Task brief: Find the lines holding the string "과정에서" in the data, then copy all of them.
======== Provided material
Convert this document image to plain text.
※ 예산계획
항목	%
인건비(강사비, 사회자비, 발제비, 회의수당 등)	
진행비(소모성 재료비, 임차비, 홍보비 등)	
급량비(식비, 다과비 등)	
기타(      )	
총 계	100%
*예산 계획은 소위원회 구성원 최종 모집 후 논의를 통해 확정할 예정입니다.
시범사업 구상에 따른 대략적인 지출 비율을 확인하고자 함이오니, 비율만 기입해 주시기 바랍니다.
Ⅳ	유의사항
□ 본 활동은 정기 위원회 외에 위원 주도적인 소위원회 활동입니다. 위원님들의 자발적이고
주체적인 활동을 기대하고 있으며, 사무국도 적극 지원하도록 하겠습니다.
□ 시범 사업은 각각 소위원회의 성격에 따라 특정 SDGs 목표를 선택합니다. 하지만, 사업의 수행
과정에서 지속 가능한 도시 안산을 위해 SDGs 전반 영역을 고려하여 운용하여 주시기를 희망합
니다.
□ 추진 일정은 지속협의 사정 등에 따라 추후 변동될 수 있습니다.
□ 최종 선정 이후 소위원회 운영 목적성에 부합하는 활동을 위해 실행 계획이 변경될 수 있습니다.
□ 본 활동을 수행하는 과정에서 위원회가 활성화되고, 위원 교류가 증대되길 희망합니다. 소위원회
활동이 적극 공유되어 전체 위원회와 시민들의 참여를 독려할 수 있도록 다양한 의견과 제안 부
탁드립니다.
================
Complete response:
과정에서 지속 가능한 도시 안산을 위해 SDGs 전반 영역을 고려하여 운용하여 주시기를 희망합
□ 본 활동을 수행하는 과정에서 위원회가 활성화되고, 위원 교류가 증대되길 희망합니다. 소위원회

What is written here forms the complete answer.